Exercise prompt: Exclude the pictures and reproduce the remaining data exactly as written.

Saved entries:
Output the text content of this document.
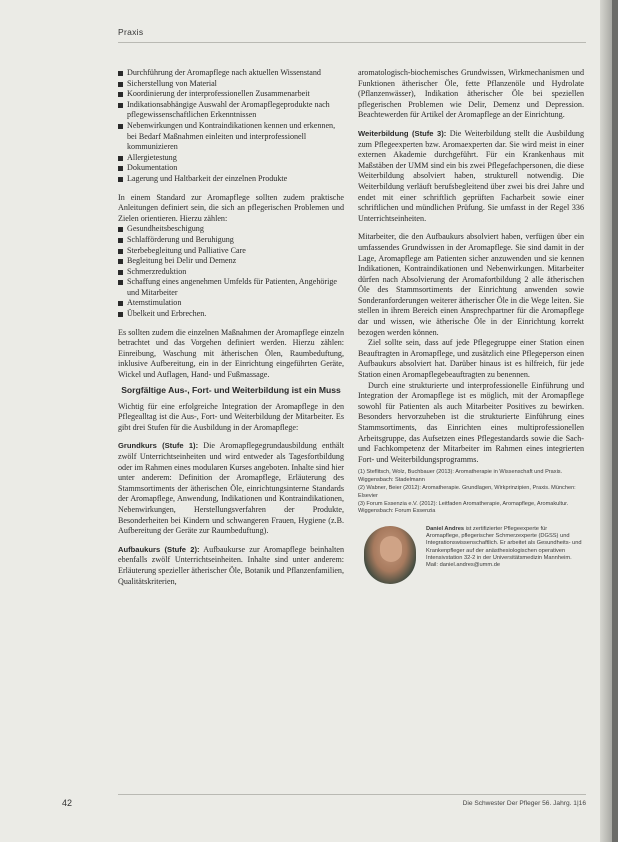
Praxis
Durchführung der Aromapflege nach aktuellen Wissenstand
Sicherstellung von Material
Koordinierung der interprofessionellen Zusammenarbeit
Indikationsabhängige Auswahl der Aromapflegeprodukte nach pflegewissenschaftlichen Erkenntnissen
Nebenwirkungen und Kontraindikationen kennen und erkennen, bei Bedarf Maßnahmen einleiten und interprofessionell kommunizieren
Allergietestung
Dokumentation
Lagerung und Haltbarkeit der einzelnen Produkte

In einem Standard zur Aromapflege sollten zudem praktische Anleitungen definiert sein, die sich an pflegerischen Problemen und Zielen orientieren. Hierzu zählen:

Gesundheitsbeschigung
Schlafförderung und Beruhigung
Sterbebegleitung und Palliative Care
Begleitung bei Delir und Demenz
Schmerzreduktion
Schaffung eines angenehmen Umfelds für Patienten, Angehörige und Mitarbeiter
Atemstimulation
Übelkeit und Erbrechen.

Es sollten zudem die einzelnen Maßnahmen der Aromapflege einzeln betrachtet und das Vorgehen definiert werden. Hierzu zählen: Einreibung, Waschung mit ätherischen Ölen, Raumbeduftung, inklusive Aufbereitung, ein in der Einrichtung eingeführten Geräte, Wickel und Auflagen, Hand- und Fußmassage.

Sorgfältige Aus-, Fort- und Weiterbildung ist ein Muss

Wichtig für eine erfolgreiche Integration der Aromapflege in den Pflegealltag ist die Aus-, Fort- und Weiterbildung der Mitarbeiter. Es gibt drei Stufen für die Ausbildung in der Aromapflege:

Grundkurs (Stufe 1): Die Aromapflegegrundausbildung enthält zwölf Unterrichtseinheiten und wird entweder als Tagesfortbildung oder im Rahmen eines modularen Kurses angeboten. Inhalte sind hier unter anderem: Definition der Aromapflege, Erläuterung des Stammsortiments der ätherischen Öle, einrichtungsinterne Standards der Aromapflege, Anwendung, Indikationen und Kontraindikationen, Nebenwirkungen, Herstellungsverfahren der Produkte, Besonderheiten bei Kindern und schwangeren Frauen, Hygiene (z.B. Aufbereitung der Geräte zur Raumbeduftung).

Aufbaukurs (Stufe 2): Aufbaukurse zur Aromapflege beinhalten ebenfalls zwölf Unterrichtseinheiten. Inhalte sind unter anderem: Erläuterung spezieller ätherischer Öle, Botanik und Pflanzenfamilien, Qualitätskriterien,

aromatologisch-biochemisches Grundwissen, Wirkmechanismen und Funktionen ätherischer Öle, fette Pflanzenöle und Hydrolate (Pflanzenwässer), Indikation ätherischer Öle bei speziellen pflegerischen Problemen wie Delir, Demenz und Depression. Beachtewerden für Artikel der Aromapflege an der Einrichtung.

Weiterbildung (Stufe 3): Die Weiterbildung stellt die Ausbildung zum Pflegeexperten bzw. Aromaexperten dar. Sie wird meist in einer externen Akademie durchgeführt. Für ein Krankenhaus mit Maßstäben der UMM sind ein bis zwei Pflegefachpersonen, die diese Weiterbildung absolviert haben, strukturell notwendig. Die Weiterbildung verläuft berufsbegleitend über zwei bis drei Jahre und endet mit einer schriftlich geprüften Facharbeit sowie einer schriftlichen und mündlichen Prüfung. Sie umfasst in der Regel 336 Unterrichtseinheiten.

Mitarbeiter, die den Aufbaukurs absolviert haben, verfügen über ein umfassendes Grundwissen in der Aromapflege. Sie sind damit in der Lage, Aromapflege am Patienten sicher anzuwenden und sie kennen Indikationen, Kontraindikationen und Nebenwirkungen. Mitarbeiter dürfen nach Absolvierung der Aromafortbildung 2 alle ätherischen Öle des Stammsortiments der Einrichtung anwenden sowie Sonderanforderungen weiterer ätherischer Öle in die Wege leiten. Sie stellen in ihrem Bereich einen Ansprechpartner für die Aromapflege dar und wissen, wie ätherische Öle in der Einrichtung korrekt bezogen werden können.

Ziel sollte sein, dass auf jede Pflegegruppe einer Station einen Beauftragten in Aromapflege, und zusätzlich eine Pflegeperson einen Aufbaukurs absolviert hat. Darüber hinaus ist es hilfreich, für jede Station einen Aromapflegebeauftragten zu benennen.

Durch eine strukturierte und interprofessionelle Einführung und Integration der Aromapflege ist es möglich, mit der Aromapflege sowohl für Patienten als auch Mitarbeiter Positives zu bewirken. Besonders hervorzuheben ist die strukturierte Einführung eines Stammsortiments, das Einrichten eines multiprofessionellen Arbeitsgruppe, das Aufsetzen eines Pflegestandards sowie die Sach- und Fachkompetenz der Mitarbeiter im Rahmen eines integrierten Fort- und Weiterbildungsprogramms.

(1) Steflitsch, Wolz, Buchbauer (2013): Aromatherapie in Wissenschaft und Praxis. Wiggensbach: Stadelmann
(2) Wabner, Beier (2012): Aromatherapie. Grundlagen, Wirkprinzipien, Praxis. München: Elsevier
(3) Forum Essenzia e.V. (2012): Leitfaden Aromatherapie, Aromapflege, Aromakultur. Wiggensbach: Forum Essenzia
Daniel Andres ist zertifizierter Pflegeexperte für Aromapflege, pflegerischer Schmerzexperte (DGSS) und Integrationswissenschaftlich. Er arbeitet als Gesundheits- und Krankenpfleger auf der anästhesiologischen operativen Intensivstation 32-2 in der Universitätsmedizin Mannheim. Mail: daniel.andres@umm.de
42	Die Schwester Der Pfleger 56. Jahrg. 1|16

Result:
Output the text content of this document.
Praxis
Durchführung der Aromapflege nach aktuellen Wissenstand
Sicherstellung von Material
Koordinierung der interprofessionellen Zusammenarbeit
Indikationsabhängige Auswahl der Aromapflegeprodukte nach pflegewissenschaftlichen Erkenntnissen
Nebenwirkungen und Kontraindikationen kennen und erkennen, bei Bedarf Maßnahmen einleiten und interprofessionell kommunizieren
Allergietestung
Dokumentation
Lagerung und Haltbarkeit der einzelnen Produkte

In einem Standard zur Aromapflege sollten zudem praktische Anleitungen definiert sein, die sich an pflegerischen Problemen und Zielen orientieren. Hierzu zählen:

Gesundheitsbeschigung
Schlafförderung und Beruhigung
Sterbebegleitung und Palliative Care
Begleitung bei Delir und Demenz
Schmerzreduktion
Schaffung eines angenehmen Umfelds für Patienten, Angehörige und Mitarbeiter
Atemstimulation
Übelkeit und Erbrechen.

Es sollten zudem die einzelnen Maßnahmen der Aromapflege einzeln betrachtet und das Vorgehen definiert werden. Hierzu zählen: Einreibung, Waschung mit ätherischen Ölen, Raumbeduftung, inklusive Aufbereitung, ein in der Einrichtung eingeführten Geräte, Wickel und Auflagen, Hand- und Fußmassage.

Sorgfältige Aus-, Fort- und Weiterbildung ist ein Muss

Wichtig für eine erfolgreiche Integration der Aromapflege in den Pflegealltag ist die Aus-, Fort- und Weiterbildung der Mitarbeiter. Es gibt drei Stufen für die Ausbildung in der Aromapflege:

Grundkurs (Stufe 1): Die Aromapflegegrundausbildung enthält zwölf Unterrichtseinheiten und wird entweder als Tagesfortbildung oder im Rahmen eines modularen Kurses angeboten. Inhalte sind hier unter anderem: Definition der Aromapflege, Erläuterung des Stammsortiments der ätherischen Öle, einrichtungsinterne Standards der Aromapflege, Anwendung, Indikationen und Kontraindikationen, Nebenwirkungen, Herstellungsverfahren der Produkte, Besonderheiten bei Kindern und schwangeren Frauen, Hygiene (z.B. Aufbereitung der Geräte zur Raumbeduftung).

Aufbaukurs (Stufe 2): Aufbaukurse zur Aromapflege beinhalten ebenfalls zwölf Unterrichtseinheiten. Inhalte sind unter anderem: Erläuterung spezieller ätherischer Öle, Botanik und Pflanzenfamilien, Qualitätskriterien,

aromatologisch-biochemisches Grundwissen, Wirkmechanismen und Funktionen ätherischer Öle, fette Pflanzenöle und Hydrolate (Pflanzenwässer), Indikation ätherischer Öle bei speziellen pflegerischen Problemen wie Delir, Demenz und Depression. Beachtewerden für Artikel der Aromapflege an der Einrichtung.

Weiterbildung (Stufe 3): Die Weiterbildung stellt die Ausbildung zum Pflegeexperten bzw. Aromaexperten dar. Sie wird meist in einer externen Akademie durchgeführt. Für ein Krankenhaus mit Maßstäben der UMM sind ein bis zwei Pflegefachpersonen, die diese Weiterbildung absolviert haben, strukturell notwendig. Die Weiterbildung verläuft berufsbegleitend über zwei bis drei Jahre und endet mit einer schriftlich geprüften Facharbeit sowie einer schriftlichen und mündlichen Prüfung. Sie umfasst in der Regel 336 Unterrichtseinheiten.

Mitarbeiter, die den Aufbaukurs absolviert haben, verfügen über ein umfassendes Grundwissen in der Aromapflege. Sie sind damit in der Lage, Aromapflege am Patienten sicher anzuwenden und sie kennen Indikationen, Kontraindikationen und Nebenwirkungen. Mitarbeiter dürfen nach Absolvierung der Aromafortbildung 2 alle ätherischen Öle des Stammsortiments der Einrichtung anwenden sowie Sonderanforderungen weiterer ätherischer Öle in die Wege leiten. Sie stellen in ihrem Bereich einen Ansprechpartner für die Aromapflege dar und wissen, wie ätherische Öle in der Einrichtung korrekt bezogen werden können.

Ziel sollte sein, dass auf jede Pflegegruppe einer Station einen Beauftragten in Aromapflege, und zusätzlich eine Pflegeperson einen Aufbaukurs absolviert hat. Darüber hinaus ist es hilfreich, für jede Station einen Aromapflegebeauftragten zu benennen.

Durch eine strukturierte und interprofessionelle Einführung und Integration der Aromapflege ist es möglich, mit der Aromapflege sowohl für Patienten als auch Mitarbeiter Positives zu bewirken. Besonders hervorzuheben ist die strukturierte Einführung eines Stammsortiments, das Einrichten eines multiprofessionellen Arbeitsgruppe, das Aufsetzen eines Pflegestandards sowie die Sach- und Fachkompetenz der Mitarbeiter im Rahmen eines integrierten Fort- und Weiterbildungsprogramms.

(1) Steflitsch, Wolz, Buchbauer (2013): Aromatherapie in Wissenschaft und Praxis. Wiggensbach: Stadelmann
(2) Wabner, Beier (2012): Aromatherapie. Grundlagen, Wirkprinzipien, Praxis. München: Elsevier
(3) Forum Essenzia e.V. (2012): Leitfaden Aromatherapie, Aromapflege, Aromakultur. Wiggensbach: Forum Essenzia
Daniel Andres ist zertifizierter Pflegeexperte für Aromapflege, pflegerischer Schmerzexperte (DGSS) und Integrationswissenschaftlich. Er arbeitet als Gesundheits- und Krankenpfleger auf der anästhesiologischen operativen Intensivstation 32-2 in der Universitätsmedizin Mannheim. Mail: daniel.andres@umm.de
42	Die Schwester Der Pfleger 56. Jahrg. 1|16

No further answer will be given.